• GIVEN PROBLEM:
Repeat the material below exactly, with no pictures.

• DATA FOR THIS TASK:
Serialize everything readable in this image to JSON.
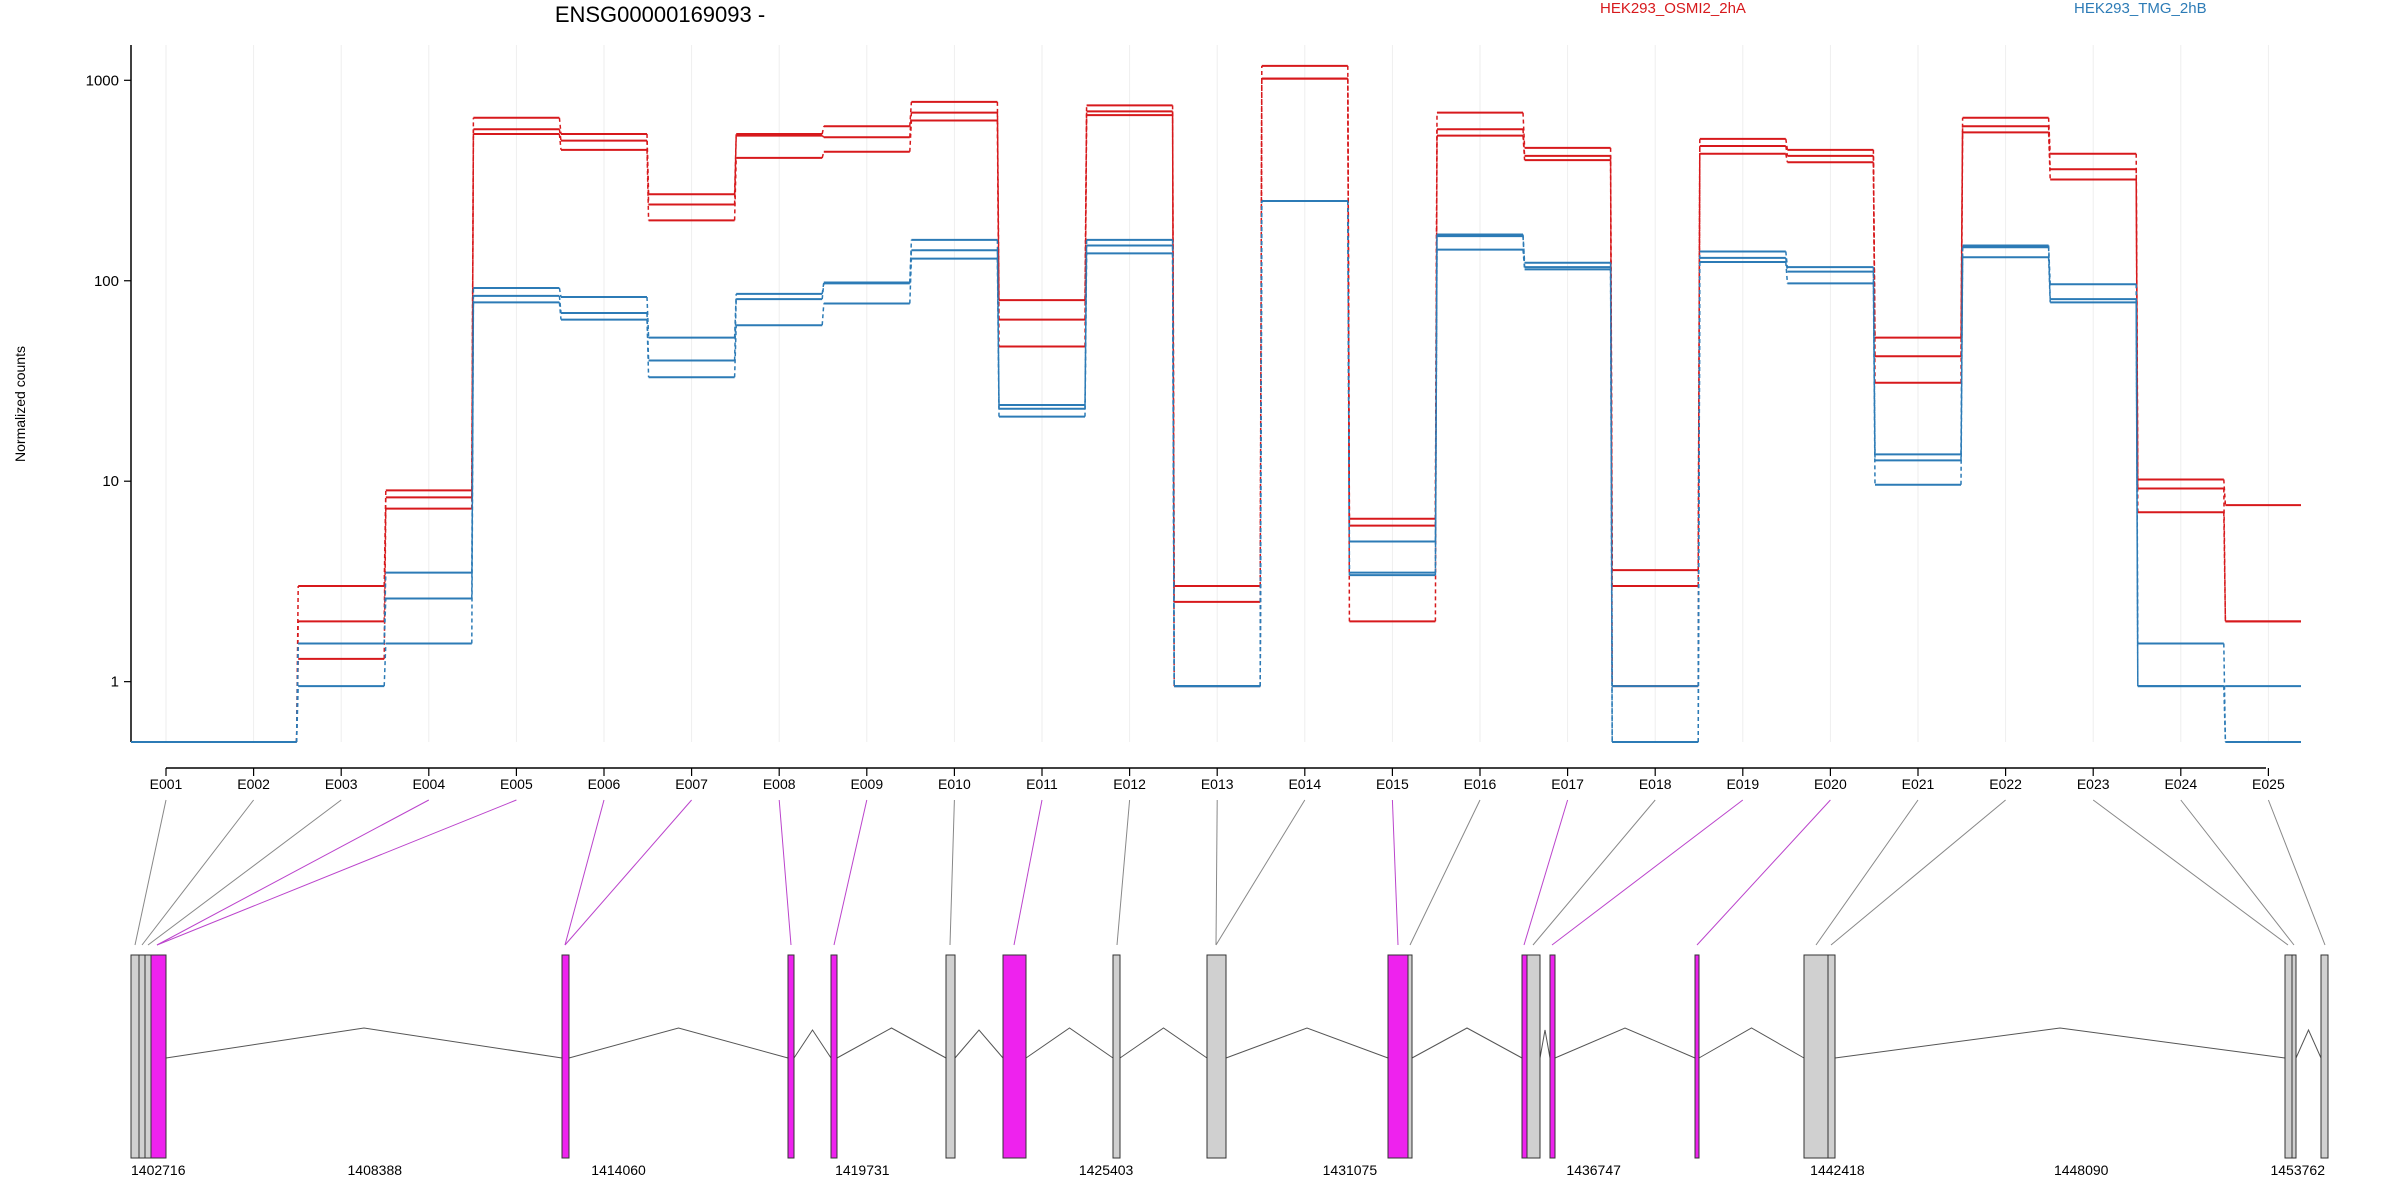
{
  "chart_data": {
    "type": "line",
    "title": "ENSG00000169093 -",
    "ylabel": "Normalized counts",
    "yscale": "log",
    "ylim": [
      0.5,
      1500
    ],
    "yticks": [
      1,
      10,
      100,
      1000
    ],
    "ytick_labels": [
      "1",
      "10",
      "100",
      "1000"
    ],
    "categories": [
      "E001",
      "E002",
      "E003",
      "E004",
      "E005",
      "E006",
      "E007",
      "E008",
      "E009",
      "E010",
      "E011",
      "E012",
      "E013",
      "E014",
      "E015",
      "E016",
      "E017",
      "E018",
      "E019",
      "E020",
      "E021",
      "E022",
      "E023",
      "E024",
      "E025"
    ],
    "legend": [
      {
        "name": "HEK293_OSMI2_2hA",
        "color": "#d7191c"
      },
      {
        "name": "HEK293_TMG_2hB",
        "color": "#2c7bb6"
      }
    ],
    "series": [
      {
        "name": "HEK293_OSMI2_2hA rep1",
        "group": "HEK293_OSMI2_2hA",
        "color": "#d7191c",
        "values": [
          0.5,
          0.5,
          3.0,
          9.0,
          650,
          540,
          270,
          540,
          590,
          780,
          80,
          750,
          3.0,
          1180,
          6.5,
          690,
          460,
          3.6,
          510,
          450,
          52,
          650,
          430,
          10.2,
          7.6
        ]
      },
      {
        "name": "HEK293_OSMI2_2hA rep2",
        "group": "HEK293_OSMI2_2hA",
        "color": "#d7191c",
        "values": [
          0.5,
          0.5,
          2.0,
          8.3,
          570,
          500,
          240,
          530,
          520,
          690,
          64,
          700,
          2.5,
          1020,
          6.0,
          570,
          420,
          3.0,
          470,
          420,
          42,
          590,
          360,
          9.2,
          2.0
        ]
      },
      {
        "name": "HEK293_OSMI2_2hA rep3",
        "group": "HEK293_OSMI2_2hA",
        "color": "#d7191c",
        "values": [
          0.5,
          0.5,
          1.3,
          7.3,
          540,
          450,
          200,
          410,
          440,
          630,
          47,
          670,
          0.95,
          1020,
          2.0,
          530,
          400,
          0.95,
          430,
          390,
          31,
          550,
          320,
          7.0,
          2.0
        ]
      },
      {
        "name": "HEK293_TMG_2hB rep1",
        "group": "HEK293_TMG_2hB",
        "color": "#2c7bb6",
        "values": [
          0.5,
          0.5,
          1.55,
          3.5,
          92,
          83,
          52,
          86,
          98,
          160,
          24,
          160,
          0.95,
          250,
          3.5,
          170,
          123,
          0.95,
          140,
          117,
          13.6,
          150,
          96,
          1.55,
          0.5
        ]
      },
      {
        "name": "HEK293_TMG_2hB rep2",
        "group": "HEK293_TMG_2hB",
        "color": "#2c7bb6",
        "values": [
          0.5,
          0.5,
          1.55,
          2.6,
          84,
          69,
          40,
          81,
          97,
          142,
          23,
          150,
          0.95,
          250,
          5.0,
          167,
          117,
          0.5,
          130,
          111,
          12.7,
          147,
          81,
          0.95,
          0.95
        ]
      },
      {
        "name": "HEK293_TMG_2hB rep3",
        "group": "HEK293_TMG_2hB",
        "color": "#2c7bb6",
        "values": [
          0.5,
          0.5,
          0.95,
          1.55,
          78,
          64,
          33,
          60,
          77,
          129,
          21,
          137,
          0.95,
          250,
          3.4,
          143,
          114,
          0.5,
          124,
          97,
          9.6,
          131,
          78,
          0.95,
          0.5
        ]
      }
    ],
    "grid": true,
    "legend_position": "top"
  },
  "gene_model": {
    "tick_labels": [
      "1402716",
      "1408388",
      "1414060",
      "1419731",
      "1425403",
      "1431075",
      "1436747",
      "1442418",
      "1448090",
      "1453762"
    ],
    "colors": {
      "exon": "#d0d0d0",
      "exon_highlight": "#ee22ee",
      "connector": "#888888",
      "connector_highlight": "#bb44cc"
    }
  }
}
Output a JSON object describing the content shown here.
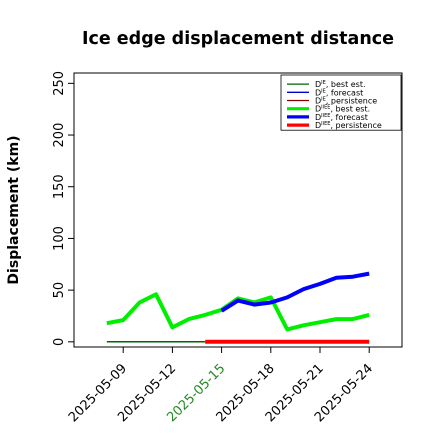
{
  "chart_data": {
    "type": "line",
    "title": "Ice edge displacement distance",
    "ylabel": "Displacement (km)",
    "xlabel": "",
    "xlim": [
      "2025-05-06",
      "2025-05-26"
    ],
    "ylim": [
      -5,
      260
    ],
    "yticks": [
      0,
      50,
      100,
      150,
      200,
      250
    ],
    "xticks": [
      {
        "date": "2025-05-09",
        "label": "2025-05-09",
        "color": "#000000"
      },
      {
        "date": "2025-05-12",
        "label": "2025-05-12",
        "color": "#000000"
      },
      {
        "date": "2025-05-15",
        "label": "2025-05-15",
        "color": "#228b22"
      },
      {
        "date": "2025-05-18",
        "label": "2025-05-18",
        "color": "#000000"
      },
      {
        "date": "2025-05-21",
        "label": "2025-05-21",
        "color": "#000000"
      },
      {
        "date": "2025-05-24",
        "label": "2025-05-24",
        "color": "#000000"
      }
    ],
    "legend_position": "top-right",
    "grid": false,
    "series": [
      {
        "name": "DIE, best est.",
        "label_main": "D",
        "label_sup": "IE",
        "label_rest": ", best est.",
        "color": "#006400",
        "width": 1.5,
        "x": [
          "2025-05-08",
          "2025-05-14"
        ],
        "y": [
          0,
          0
        ]
      },
      {
        "name": "DIE, forecast",
        "label_main": "D",
        "label_sup": "IE",
        "label_rest": ", forecast",
        "color": "#0000cd",
        "width": 1.5,
        "x": [],
        "y": []
      },
      {
        "name": "DIE, persistence",
        "label_main": "D",
        "label_sup": "IE",
        "label_rest": ", persistence",
        "color": "#8b0000",
        "width": 1.5,
        "x": [],
        "y": []
      },
      {
        "name": "DIIEE, best est.",
        "label_main": "D",
        "label_sup": "IIEE",
        "label_rest": ", best est.",
        "color": "#00ee00",
        "width": 4,
        "x": [
          "2025-05-08",
          "2025-05-09",
          "2025-05-10",
          "2025-05-11",
          "2025-05-12",
          "2025-05-13",
          "2025-05-14",
          "2025-05-15",
          "2025-05-16",
          "2025-05-17",
          "2025-05-18",
          "2025-05-19",
          "2025-05-20",
          "2025-05-21",
          "2025-05-22",
          "2025-05-23",
          "2025-05-24"
        ],
        "y": [
          18,
          21,
          38,
          46,
          14,
          22,
          26,
          31,
          42,
          38,
          43,
          12,
          16,
          19,
          22,
          22,
          26
        ]
      },
      {
        "name": "DIIEE, forecast",
        "label_main": "D",
        "label_sup": "IIEE",
        "label_rest": ", forecast",
        "color": "#0000ff",
        "width": 4,
        "x": [
          "2025-05-15",
          "2025-05-16",
          "2025-05-17",
          "2025-05-18",
          "2025-05-19",
          "2025-05-20",
          "2025-05-21",
          "2025-05-22",
          "2025-05-23",
          "2025-05-24"
        ],
        "y": [
          30,
          40,
          36,
          38,
          43,
          51,
          56,
          62,
          63,
          66
        ]
      },
      {
        "name": "DIIEE, persistence",
        "label_main": "D",
        "label_sup": "IIEE",
        "label_rest": ", persistence",
        "color": "#ff0000",
        "width": 4,
        "x": [
          "2025-05-14",
          "2025-05-24"
        ],
        "y": [
          0,
          0
        ]
      }
    ]
  }
}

• OUTPUT OF THE EXERCISE:
Serialize everything readable in this image to JSON.
{
  "chart_data": {
    "type": "line",
    "title": "ENSG00000169093 -",
    "ylabel": "Normalized counts",
    "yscale": "log",
    "ylim": [
      0.5,
      1500
    ],
    "yticks": [
      1,
      10,
      100,
      1000
    ],
    "ytick_labels": [
      "1",
      "10",
      "100",
      "1000"
    ],
    "categories": [
      "E001",
      "E002",
      "E003",
      "E004",
      "E005",
      "E006",
      "E007",
      "E008",
      "E009",
      "E010",
      "E011",
      "E012",
      "E013",
      "E014",
      "E015",
      "E016",
      "E017",
      "E018",
      "E019",
      "E020",
      "E021",
      "E022",
      "E023",
      "E024",
      "E025"
    ],
    "legend": [
      {
        "name": "HEK293_OSMI2_2hA",
        "color": "#d7191c"
      },
      {
        "name": "HEK293_TMG_2hB",
        "color": "#2c7bb6"
      }
    ],
    "series": [
      {
        "name": "HEK293_OSMI2_2hA rep1",
        "group": "HEK293_OSMI2_2hA",
        "color": "#d7191c",
        "values": [
          0.5,
          0.5,
          3.0,
          9.0,
          650,
          540,
          270,
          540,
          590,
          780,
          80,
          750,
          3.0,
          1180,
          6.5,
          690,
          460,
          3.6,
          510,
          450,
          52,
          650,
          430,
          10.2,
          7.6
        ]
      },
      {
        "name": "HEK293_OSMI2_2hA rep2",
        "group": "HEK293_OSMI2_2hA",
        "color": "#d7191c",
        "values": [
          0.5,
          0.5,
          2.0,
          8.3,
          570,
          500,
          240,
          530,
          520,
          690,
          64,
          700,
          2.5,
          1020,
          6.0,
          570,
          420,
          3.0,
          470,
          420,
          42,
          590,
          360,
          9.2,
          2.0
        ]
      },
      {
        "name": "HEK293_OSMI2_2hA rep3",
        "group": "HEK293_OSMI2_2hA",
        "color": "#d7191c",
        "values": [
          0.5,
          0.5,
          1.3,
          7.3,
          540,
          450,
          200,
          410,
          440,
          630,
          47,
          670,
          0.95,
          1020,
          2.0,
          530,
          400,
          0.95,
          430,
          390,
          31,
          550,
          320,
          7.0,
          2.0
        ]
      },
      {
        "name": "HEK293_TMG_2hB rep1",
        "group": "HEK293_TMG_2hB",
        "color": "#2c7bb6",
        "values": [
          0.5,
          0.5,
          1.55,
          3.5,
          92,
          83,
          52,
          86,
          98,
          160,
          24,
          160,
          0.95,
          250,
          3.5,
          170,
          123,
          0.95,
          140,
          117,
          13.6,
          150,
          96,
          1.55,
          0.5
        ]
      },
      {
        "name": "HEK293_TMG_2hB rep2",
        "group": "HEK293_TMG_2hB",
        "color": "#2c7bb6",
        "values": [
          0.5,
          0.5,
          1.55,
          2.6,
          84,
          69,
          40,
          81,
          97,
          142,
          23,
          150,
          0.95,
          250,
          5.0,
          167,
          117,
          0.5,
          130,
          111,
          12.7,
          147,
          81,
          0.95,
          0.95
        ]
      },
      {
        "name": "HEK293_TMG_2hB rep3",
        "group": "HEK293_TMG_2hB",
        "color": "#2c7bb6",
        "values": [
          0.5,
          0.5,
          0.95,
          1.55,
          78,
          64,
          33,
          60,
          77,
          129,
          21,
          137,
          0.95,
          250,
          3.4,
          143,
          114,
          0.5,
          124,
          97,
          9.6,
          131,
          78,
          0.95,
          0.5
        ]
      }
    ],
    "grid": true,
    "legend_position": "top"
  },
  "gene_model": {
    "tick_labels": [
      "1402716",
      "1408388",
      "1414060",
      "1419731",
      "1425403",
      "1431075",
      "1436747",
      "1442418",
      "1448090",
      "1453762"
    ],
    "colors": {
      "exon": "#d0d0d0",
      "exon_highlight": "#ee22ee",
      "connector": "#888888",
      "connector_highlight": "#bb44cc"
    }
  }
}
Output a JSON object describing the content shown here.
{
  "chart_data": {
    "type": "line",
    "title": "Ice edge displacement distance",
    "ylabel": "Displacement (km)",
    "xlabel": "",
    "xlim": [
      "2025-05-06",
      "2025-05-26"
    ],
    "ylim": [
      -5,
      260
    ],
    "yticks": [
      0,
      50,
      100,
      150,
      200,
      250
    ],
    "xticks": [
      {
        "date": "2025-05-09",
        "label": "2025-05-09",
        "color": "#000000"
      },
      {
        "date": "2025-05-12",
        "label": "2025-05-12",
        "color": "#000000"
      },
      {
        "date": "2025-05-15",
        "label": "2025-05-15",
        "color": "#228b22"
      },
      {
        "date": "2025-05-18",
        "label": "2025-05-18",
        "color": "#000000"
      },
      {
        "date": "2025-05-21",
        "label": "2025-05-21",
        "color": "#000000"
      },
      {
        "date": "2025-05-24",
        "label": "2025-05-24",
        "color": "#000000"
      }
    ],
    "legend_position": "top-right",
    "grid": false,
    "series": [
      {
        "name": "DIE, best est.",
        "label_main": "D",
        "label_sup": "IE",
        "label_rest": ", best est.",
        "color": "#006400",
        "width": 1.5,
        "x": [
          "2025-05-08",
          "2025-05-14"
        ],
        "y": [
          0,
          0
        ]
      },
      {
        "name": "DIE, forecast",
        "label_main": "D",
        "label_sup": "IE",
        "label_rest": ", forecast",
        "color": "#0000cd",
        "width": 1.5,
        "x": [],
        "y": []
      },
      {
        "name": "DIE, persistence",
        "label_main": "D",
        "label_sup": "IE",
        "label_rest": ", persistence",
        "color": "#8b0000",
        "width": 1.5,
        "x": [],
        "y": []
      },
      {
        "name": "DIIEE, best est.",
        "label_main": "D",
        "label_sup": "IIEE",
        "label_rest": ", best est.",
        "color": "#00ee00",
        "width": 4,
        "x": [
          "2025-05-08",
          "2025-05-09",
          "2025-05-10",
          "2025-05-11",
          "2025-05-12",
          "2025-05-13",
          "2025-05-14",
          "2025-05-15",
          "2025-05-16",
          "2025-05-17",
          "2025-05-18",
          "2025-05-19",
          "2025-05-20",
          "2025-05-21",
          "2025-05-22",
          "2025-05-23",
          "2025-05-24"
        ],
        "y": [
          18,
          21,
          38,
          46,
          14,
          22,
          26,
          31,
          42,
          38,
          43,
          12,
          16,
          19,
          22,
          22,
          26
        ]
      },
      {
        "name": "DIIEE, forecast",
        "label_main": "D",
        "label_sup": "IIEE",
        "label_rest": ", forecast",
        "color": "#0000ff",
        "width": 4,
        "x": [
          "2025-05-15",
          "2025-05-16",
          "2025-05-17",
          "2025-05-18",
          "2025-05-19",
          "2025-05-20",
          "2025-05-21",
          "2025-05-22",
          "2025-05-23",
          "2025-05-24"
        ],
        "y": [
          30,
          40,
          36,
          38,
          43,
          51,
          56,
          62,
          63,
          66
        ]
      },
      {
        "name": "DIIEE, persistence",
        "label_main": "D",
        "label_sup": "IIEE",
        "label_rest": ", persistence",
        "color": "#ff0000",
        "width": 4,
        "x": [
          "2025-05-14",
          "2025-05-24"
        ],
        "y": [
          0,
          0
        ]
      }
    ]
  }
}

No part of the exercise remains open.